Recorded data:
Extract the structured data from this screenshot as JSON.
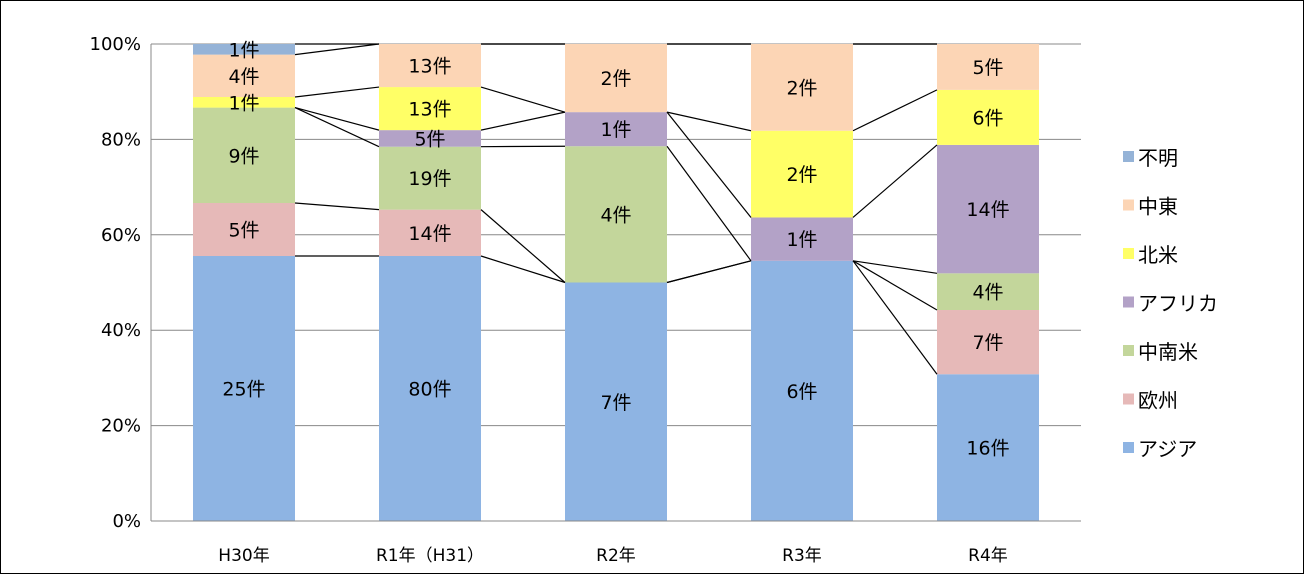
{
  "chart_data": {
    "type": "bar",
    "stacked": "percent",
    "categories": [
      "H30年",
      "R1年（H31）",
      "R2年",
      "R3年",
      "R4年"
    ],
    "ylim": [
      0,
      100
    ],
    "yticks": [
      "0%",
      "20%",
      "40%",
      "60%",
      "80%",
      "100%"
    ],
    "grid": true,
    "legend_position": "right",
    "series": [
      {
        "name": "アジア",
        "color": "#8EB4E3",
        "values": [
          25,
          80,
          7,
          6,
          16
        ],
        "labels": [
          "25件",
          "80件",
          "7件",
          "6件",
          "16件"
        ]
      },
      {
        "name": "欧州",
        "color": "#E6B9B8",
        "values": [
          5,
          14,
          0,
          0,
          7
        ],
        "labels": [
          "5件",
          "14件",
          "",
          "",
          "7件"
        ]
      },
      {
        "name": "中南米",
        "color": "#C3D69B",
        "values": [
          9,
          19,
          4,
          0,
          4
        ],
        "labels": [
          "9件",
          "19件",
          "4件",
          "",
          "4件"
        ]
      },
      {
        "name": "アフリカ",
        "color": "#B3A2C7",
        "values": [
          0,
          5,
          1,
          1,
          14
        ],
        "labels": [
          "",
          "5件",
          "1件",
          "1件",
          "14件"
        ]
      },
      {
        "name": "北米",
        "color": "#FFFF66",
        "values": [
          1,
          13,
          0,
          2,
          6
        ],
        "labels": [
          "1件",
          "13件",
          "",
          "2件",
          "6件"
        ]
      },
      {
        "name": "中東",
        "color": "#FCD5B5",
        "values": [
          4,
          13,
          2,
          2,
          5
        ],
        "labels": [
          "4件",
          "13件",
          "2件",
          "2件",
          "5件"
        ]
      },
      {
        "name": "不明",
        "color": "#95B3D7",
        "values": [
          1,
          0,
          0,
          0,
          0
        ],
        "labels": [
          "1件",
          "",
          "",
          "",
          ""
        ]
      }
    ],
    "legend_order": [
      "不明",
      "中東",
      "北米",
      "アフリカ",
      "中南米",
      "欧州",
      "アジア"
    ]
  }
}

Exercise requirements: Images in the data above are to be skipped. Retype all other material exactly.

Answer to the task:
Extract the structured data from this screenshot as JSON.
{
  "chart_data": {
    "type": "bar",
    "stacked": "percent",
    "categories": [
      "H30年",
      "R1年（H31）",
      "R2年",
      "R3年",
      "R4年"
    ],
    "ylim": [
      0,
      100
    ],
    "yticks": [
      "0%",
      "20%",
      "40%",
      "60%",
      "80%",
      "100%"
    ],
    "grid": true,
    "legend_position": "right",
    "series": [
      {
        "name": "アジア",
        "color": "#8EB4E3",
        "values": [
          25,
          80,
          7,
          6,
          16
        ],
        "labels": [
          "25件",
          "80件",
          "7件",
          "6件",
          "16件"
        ]
      },
      {
        "name": "欧州",
        "color": "#E6B9B8",
        "values": [
          5,
          14,
          0,
          0,
          7
        ],
        "labels": [
          "5件",
          "14件",
          "",
          "",
          "7件"
        ]
      },
      {
        "name": "中南米",
        "color": "#C3D69B",
        "values": [
          9,
          19,
          4,
          0,
          4
        ],
        "labels": [
          "9件",
          "19件",
          "4件",
          "",
          "4件"
        ]
      },
      {
        "name": "アフリカ",
        "color": "#B3A2C7",
        "values": [
          0,
          5,
          1,
          1,
          14
        ],
        "labels": [
          "",
          "5件",
          "1件",
          "1件",
          "14件"
        ]
      },
      {
        "name": "北米",
        "color": "#FFFF66",
        "values": [
          1,
          13,
          0,
          2,
          6
        ],
        "labels": [
          "1件",
          "13件",
          "",
          "2件",
          "6件"
        ]
      },
      {
        "name": "中東",
        "color": "#FCD5B5",
        "values": [
          4,
          13,
          2,
          2,
          5
        ],
        "labels": [
          "4件",
          "13件",
          "2件",
          "2件",
          "5件"
        ]
      },
      {
        "name": "不明",
        "color": "#95B3D7",
        "values": [
          1,
          0,
          0,
          0,
          0
        ],
        "labels": [
          "1件",
          "",
          "",
          "",
          ""
        ]
      }
    ],
    "legend_order": [
      "不明",
      "中東",
      "北米",
      "アフリカ",
      "中南米",
      "欧州",
      "アジア"
    ]
  }
}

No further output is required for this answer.